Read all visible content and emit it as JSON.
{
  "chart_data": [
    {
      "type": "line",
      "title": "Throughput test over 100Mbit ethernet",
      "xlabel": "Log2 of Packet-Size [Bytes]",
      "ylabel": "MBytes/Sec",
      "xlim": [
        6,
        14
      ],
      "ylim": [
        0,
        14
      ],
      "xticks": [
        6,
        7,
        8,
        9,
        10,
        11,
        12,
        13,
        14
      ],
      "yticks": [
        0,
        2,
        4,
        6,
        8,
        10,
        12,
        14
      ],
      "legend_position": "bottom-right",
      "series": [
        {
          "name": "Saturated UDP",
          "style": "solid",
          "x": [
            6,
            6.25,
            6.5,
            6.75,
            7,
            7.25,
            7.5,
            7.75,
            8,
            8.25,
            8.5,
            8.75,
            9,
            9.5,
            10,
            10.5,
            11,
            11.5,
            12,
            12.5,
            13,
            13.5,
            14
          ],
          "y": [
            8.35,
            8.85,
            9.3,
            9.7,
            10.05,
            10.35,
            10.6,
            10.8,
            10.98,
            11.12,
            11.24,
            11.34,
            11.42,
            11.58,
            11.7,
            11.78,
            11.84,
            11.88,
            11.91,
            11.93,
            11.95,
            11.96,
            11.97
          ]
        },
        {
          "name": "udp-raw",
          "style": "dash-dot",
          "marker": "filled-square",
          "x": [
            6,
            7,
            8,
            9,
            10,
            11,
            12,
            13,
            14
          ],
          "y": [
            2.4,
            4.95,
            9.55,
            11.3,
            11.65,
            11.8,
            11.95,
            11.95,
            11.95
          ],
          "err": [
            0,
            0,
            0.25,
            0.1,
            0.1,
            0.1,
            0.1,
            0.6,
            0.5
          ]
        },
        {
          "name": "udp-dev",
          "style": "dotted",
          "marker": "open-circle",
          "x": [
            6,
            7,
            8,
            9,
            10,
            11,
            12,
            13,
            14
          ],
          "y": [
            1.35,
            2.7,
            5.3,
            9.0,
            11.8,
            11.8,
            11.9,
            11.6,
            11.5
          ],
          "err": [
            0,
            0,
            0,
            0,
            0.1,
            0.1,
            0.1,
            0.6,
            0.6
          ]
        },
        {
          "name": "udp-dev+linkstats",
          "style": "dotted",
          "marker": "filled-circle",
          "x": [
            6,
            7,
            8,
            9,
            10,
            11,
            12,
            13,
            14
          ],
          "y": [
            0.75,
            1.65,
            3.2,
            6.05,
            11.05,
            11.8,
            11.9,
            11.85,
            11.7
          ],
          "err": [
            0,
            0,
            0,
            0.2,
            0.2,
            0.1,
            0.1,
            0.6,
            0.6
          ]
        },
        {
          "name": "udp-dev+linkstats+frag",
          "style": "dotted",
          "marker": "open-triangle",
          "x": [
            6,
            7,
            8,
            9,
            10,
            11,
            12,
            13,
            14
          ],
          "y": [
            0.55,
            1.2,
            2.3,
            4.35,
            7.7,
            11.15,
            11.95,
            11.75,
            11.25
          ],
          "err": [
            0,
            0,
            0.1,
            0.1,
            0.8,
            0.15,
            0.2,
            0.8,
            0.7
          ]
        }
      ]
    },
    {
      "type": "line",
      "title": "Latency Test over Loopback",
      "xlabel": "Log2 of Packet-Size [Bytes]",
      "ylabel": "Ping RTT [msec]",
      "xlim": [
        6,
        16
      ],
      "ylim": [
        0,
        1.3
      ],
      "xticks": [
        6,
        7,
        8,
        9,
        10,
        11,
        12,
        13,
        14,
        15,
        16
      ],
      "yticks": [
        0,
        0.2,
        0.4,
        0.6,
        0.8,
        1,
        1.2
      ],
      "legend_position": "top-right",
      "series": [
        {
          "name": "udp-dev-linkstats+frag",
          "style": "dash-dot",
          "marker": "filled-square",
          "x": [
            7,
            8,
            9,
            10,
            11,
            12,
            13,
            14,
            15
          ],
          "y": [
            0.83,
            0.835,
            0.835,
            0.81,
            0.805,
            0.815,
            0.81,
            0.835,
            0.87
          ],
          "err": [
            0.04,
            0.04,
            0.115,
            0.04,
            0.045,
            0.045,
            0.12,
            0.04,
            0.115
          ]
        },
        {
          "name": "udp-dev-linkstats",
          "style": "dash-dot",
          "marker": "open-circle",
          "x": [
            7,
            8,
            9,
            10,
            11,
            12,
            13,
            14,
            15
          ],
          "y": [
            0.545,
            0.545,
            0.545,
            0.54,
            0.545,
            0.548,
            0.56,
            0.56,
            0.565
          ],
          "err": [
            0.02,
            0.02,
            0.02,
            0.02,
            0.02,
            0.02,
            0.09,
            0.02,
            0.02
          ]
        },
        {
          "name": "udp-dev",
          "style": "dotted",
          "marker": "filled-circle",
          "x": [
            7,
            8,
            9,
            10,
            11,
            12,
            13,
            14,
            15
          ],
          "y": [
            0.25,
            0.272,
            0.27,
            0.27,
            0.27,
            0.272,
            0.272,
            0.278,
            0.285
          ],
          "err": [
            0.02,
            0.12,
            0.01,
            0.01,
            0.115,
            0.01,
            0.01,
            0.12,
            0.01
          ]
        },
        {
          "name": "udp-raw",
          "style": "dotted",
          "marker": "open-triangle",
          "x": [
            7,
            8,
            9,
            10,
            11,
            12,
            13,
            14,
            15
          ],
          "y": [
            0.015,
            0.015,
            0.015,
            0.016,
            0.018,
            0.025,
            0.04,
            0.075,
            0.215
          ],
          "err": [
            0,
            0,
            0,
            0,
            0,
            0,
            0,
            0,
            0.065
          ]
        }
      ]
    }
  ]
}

○ ○ ○ ○ ○ ○ ○

● **STATED PROBLEM**: Print every record above exactly as written.

● **EXPECTED ANSWER**:
Read all visible content and emit it as JSON.
{
  "chart_data": [
    {
      "type": "line",
      "title": "Throughput test over 100Mbit ethernet",
      "xlabel": "Log2 of Packet-Size [Bytes]",
      "ylabel": "MBytes/Sec",
      "xlim": [
        6,
        14
      ],
      "ylim": [
        0,
        14
      ],
      "xticks": [
        6,
        7,
        8,
        9,
        10,
        11,
        12,
        13,
        14
      ],
      "yticks": [
        0,
        2,
        4,
        6,
        8,
        10,
        12,
        14
      ],
      "legend_position": "bottom-right",
      "series": [
        {
          "name": "Saturated UDP",
          "style": "solid",
          "x": [
            6,
            6.25,
            6.5,
            6.75,
            7,
            7.25,
            7.5,
            7.75,
            8,
            8.25,
            8.5,
            8.75,
            9,
            9.5,
            10,
            10.5,
            11,
            11.5,
            12,
            12.5,
            13,
            13.5,
            14
          ],
          "y": [
            8.35,
            8.85,
            9.3,
            9.7,
            10.05,
            10.35,
            10.6,
            10.8,
            10.98,
            11.12,
            11.24,
            11.34,
            11.42,
            11.58,
            11.7,
            11.78,
            11.84,
            11.88,
            11.91,
            11.93,
            11.95,
            11.96,
            11.97
          ]
        },
        {
          "name": "udp-raw",
          "style": "dash-dot",
          "marker": "filled-square",
          "x": [
            6,
            7,
            8,
            9,
            10,
            11,
            12,
            13,
            14
          ],
          "y": [
            2.4,
            4.95,
            9.55,
            11.3,
            11.65,
            11.8,
            11.95,
            11.95,
            11.95
          ],
          "err": [
            0,
            0,
            0.25,
            0.1,
            0.1,
            0.1,
            0.1,
            0.6,
            0.5
          ]
        },
        {
          "name": "udp-dev",
          "style": "dotted",
          "marker": "open-circle",
          "x": [
            6,
            7,
            8,
            9,
            10,
            11,
            12,
            13,
            14
          ],
          "y": [
            1.35,
            2.7,
            5.3,
            9.0,
            11.8,
            11.8,
            11.9,
            11.6,
            11.5
          ],
          "err": [
            0,
            0,
            0,
            0,
            0.1,
            0.1,
            0.1,
            0.6,
            0.6
          ]
        },
        {
          "name": "udp-dev+linkstats",
          "style": "dotted",
          "marker": "filled-circle",
          "x": [
            6,
            7,
            8,
            9,
            10,
            11,
            12,
            13,
            14
          ],
          "y": [
            0.75,
            1.65,
            3.2,
            6.05,
            11.05,
            11.8,
            11.9,
            11.85,
            11.7
          ],
          "err": [
            0,
            0,
            0,
            0.2,
            0.2,
            0.1,
            0.1,
            0.6,
            0.6
          ]
        },
        {
          "name": "udp-dev+linkstats+frag",
          "style": "dotted",
          "marker": "open-triangle",
          "x": [
            6,
            7,
            8,
            9,
            10,
            11,
            12,
            13,
            14
          ],
          "y": [
            0.55,
            1.2,
            2.3,
            4.35,
            7.7,
            11.15,
            11.95,
            11.75,
            11.25
          ],
          "err": [
            0,
            0,
            0.1,
            0.1,
            0.8,
            0.15,
            0.2,
            0.8,
            0.7
          ]
        }
      ]
    },
    {
      "type": "line",
      "title": "Latency Test over Loopback",
      "xlabel": "Log2 of Packet-Size [Bytes]",
      "ylabel": "Ping RTT [msec]",
      "xlim": [
        6,
        16
      ],
      "ylim": [
        0,
        1.3
      ],
      "xticks": [
        6,
        7,
        8,
        9,
        10,
        11,
        12,
        13,
        14,
        15,
        16
      ],
      "yticks": [
        0,
        0.2,
        0.4,
        0.6,
        0.8,
        1,
        1.2
      ],
      "legend_position": "top-right",
      "series": [
        {
          "name": "udp-dev-linkstats+frag",
          "style": "dash-dot",
          "marker": "filled-square",
          "x": [
            7,
            8,
            9,
            10,
            11,
            12,
            13,
            14,
            15
          ],
          "y": [
            0.83,
            0.835,
            0.835,
            0.81,
            0.805,
            0.815,
            0.81,
            0.835,
            0.87
          ],
          "err": [
            0.04,
            0.04,
            0.115,
            0.04,
            0.045,
            0.045,
            0.12,
            0.04,
            0.115
          ]
        },
        {
          "name": "udp-dev-linkstats",
          "style": "dash-dot",
          "marker": "open-circle",
          "x": [
            7,
            8,
            9,
            10,
            11,
            12,
            13,
            14,
            15
          ],
          "y": [
            0.545,
            0.545,
            0.545,
            0.54,
            0.545,
            0.548,
            0.56,
            0.56,
            0.565
          ],
          "err": [
            0.02,
            0.02,
            0.02,
            0.02,
            0.02,
            0.02,
            0.09,
            0.02,
            0.02
          ]
        },
        {
          "name": "udp-dev",
          "style": "dotted",
          "marker": "filled-circle",
          "x": [
            7,
            8,
            9,
            10,
            11,
            12,
            13,
            14,
            15
          ],
          "y": [
            0.25,
            0.272,
            0.27,
            0.27,
            0.27,
            0.272,
            0.272,
            0.278,
            0.285
          ],
          "err": [
            0.02,
            0.12,
            0.01,
            0.01,
            0.115,
            0.01,
            0.01,
            0.12,
            0.01
          ]
        },
        {
          "name": "udp-raw",
          "style": "dotted",
          "marker": "open-triangle",
          "x": [
            7,
            8,
            9,
            10,
            11,
            12,
            13,
            14,
            15
          ],
          "y": [
            0.015,
            0.015,
            0.015,
            0.016,
            0.018,
            0.025,
            0.04,
            0.075,
            0.215
          ],
          "err": [
            0,
            0,
            0,
            0,
            0,
            0,
            0,
            0,
            0.065
          ]
        }
      ]
    }
  ]
}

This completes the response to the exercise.